> **GIVEN INFORMATION**:
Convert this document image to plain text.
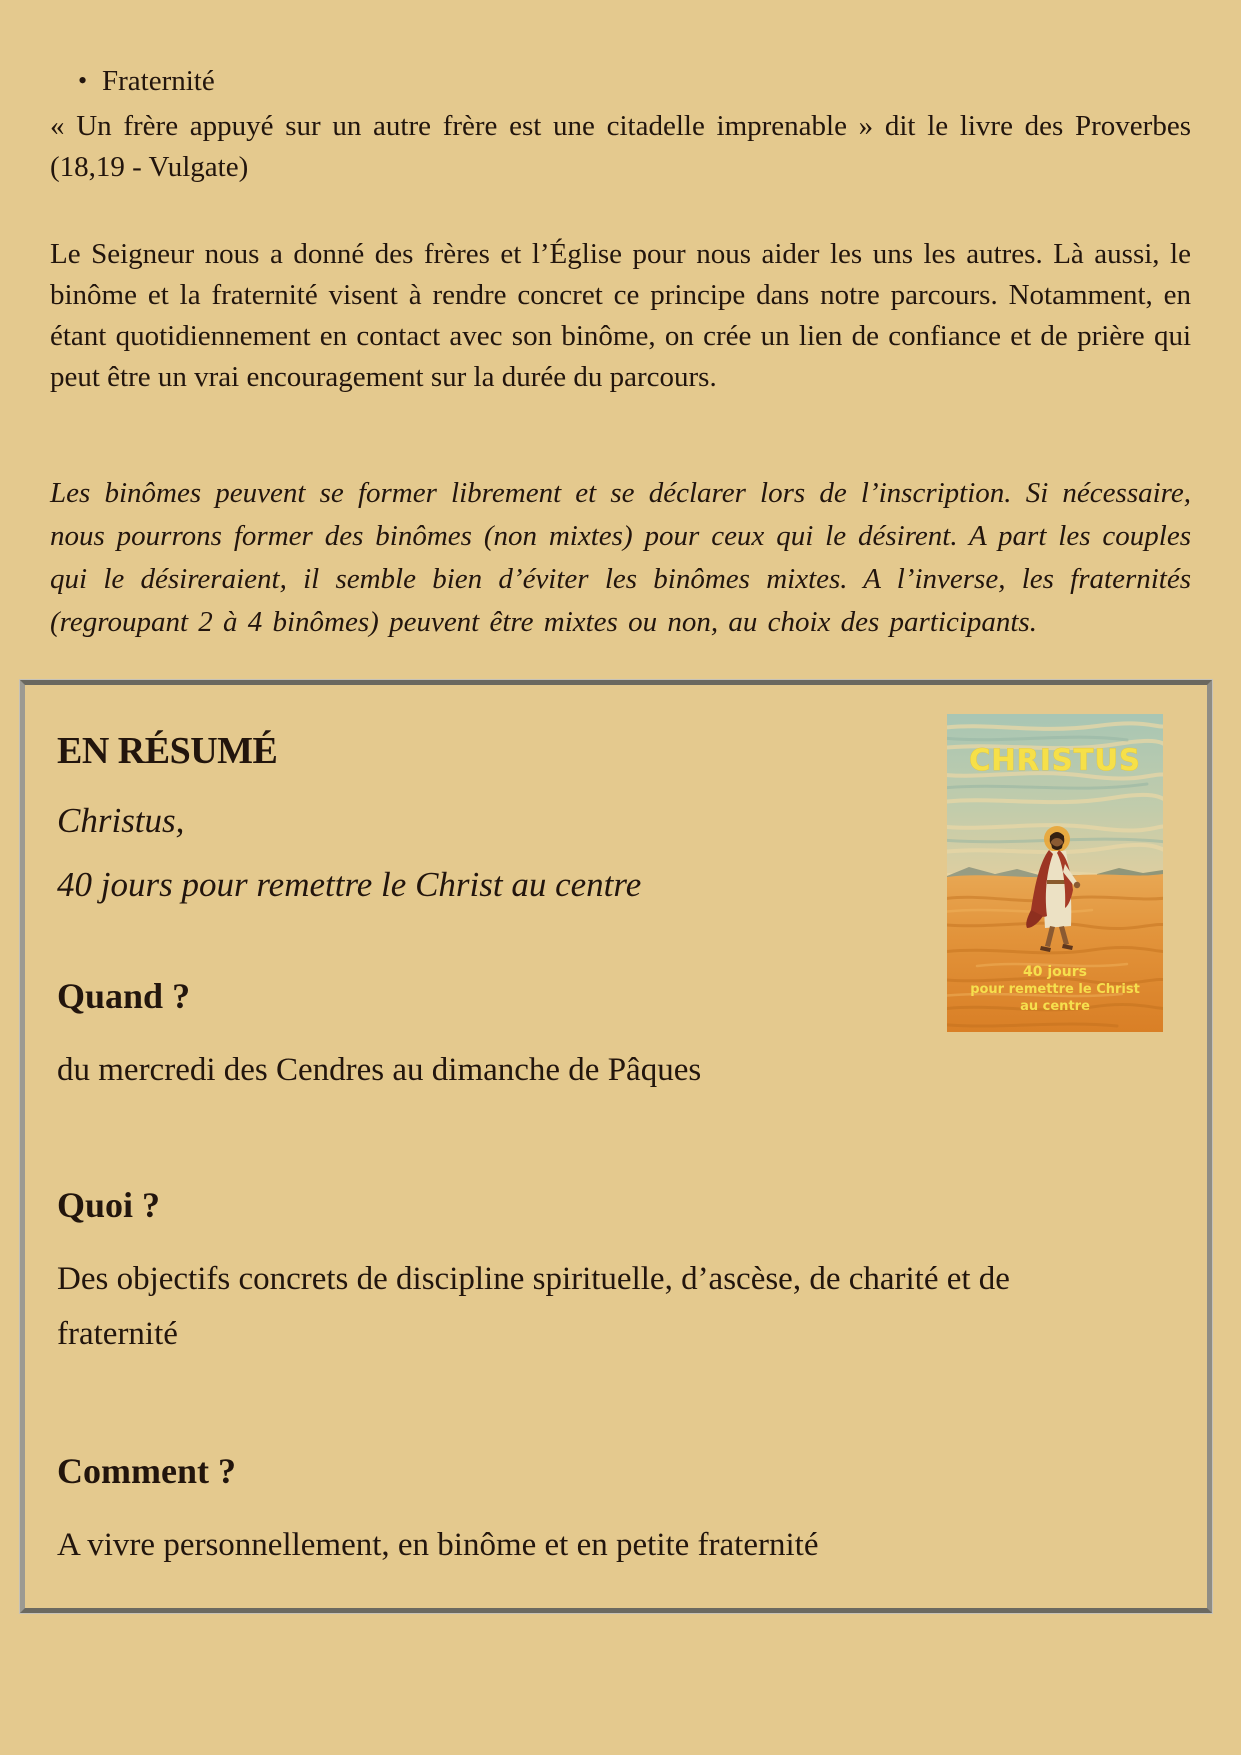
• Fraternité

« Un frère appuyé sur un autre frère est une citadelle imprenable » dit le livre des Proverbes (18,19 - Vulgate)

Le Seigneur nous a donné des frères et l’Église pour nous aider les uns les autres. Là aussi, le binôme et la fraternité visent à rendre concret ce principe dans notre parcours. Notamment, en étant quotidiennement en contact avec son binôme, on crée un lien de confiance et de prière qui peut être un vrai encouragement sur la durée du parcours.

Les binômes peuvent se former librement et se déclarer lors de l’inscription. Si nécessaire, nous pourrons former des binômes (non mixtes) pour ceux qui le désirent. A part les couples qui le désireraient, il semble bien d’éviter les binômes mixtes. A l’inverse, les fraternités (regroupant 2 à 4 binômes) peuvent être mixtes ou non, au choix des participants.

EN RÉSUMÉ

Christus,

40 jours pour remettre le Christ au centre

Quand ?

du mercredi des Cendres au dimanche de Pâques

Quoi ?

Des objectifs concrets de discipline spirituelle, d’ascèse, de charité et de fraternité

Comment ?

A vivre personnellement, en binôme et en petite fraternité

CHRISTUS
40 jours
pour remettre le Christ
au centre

> **CHALLENGE**: Every line above should be returned exactly; the pictures stay out.

> **EXERCISE SOLUTION**:
Convert this document image to plain text.
• Fraternité

« Un frère appuyé sur un autre frère est une citadelle imprenable » dit le livre des Proverbes (18,19 - Vulgate)

Le Seigneur nous a donné des frères et l’Église pour nous aider les uns les autres. Là aussi, le binôme et la fraternité visent à rendre concret ce principe dans notre parcours. Notamment, en étant quotidiennement en contact avec son binôme, on crée un lien de confiance et de prière qui peut être un vrai encouragement sur la durée du parcours.

Les binômes peuvent se former librement et se déclarer lors de l’inscription. Si nécessaire, nous pourrons former des binômes (non mixtes) pour ceux qui le désirent. A part les couples qui le désireraient, il semble bien d’éviter les binômes mixtes. A l’inverse, les fraternités (regroupant 2 à 4 binômes) peuvent être mixtes ou non, au choix des participants.

EN RÉSUMÉ

Christus,

40 jours pour remettre le Christ au centre

Quand ?

du mercredi des Cendres au dimanche de Pâques

Quoi ?

Des objectifs concrets de discipline spirituelle, d’ascèse, de charité et de fraternité

Comment ?

A vivre personnellement, en binôme et en petite fraternité

CHRISTUS
40 jours
pour remettre le Christ
au centre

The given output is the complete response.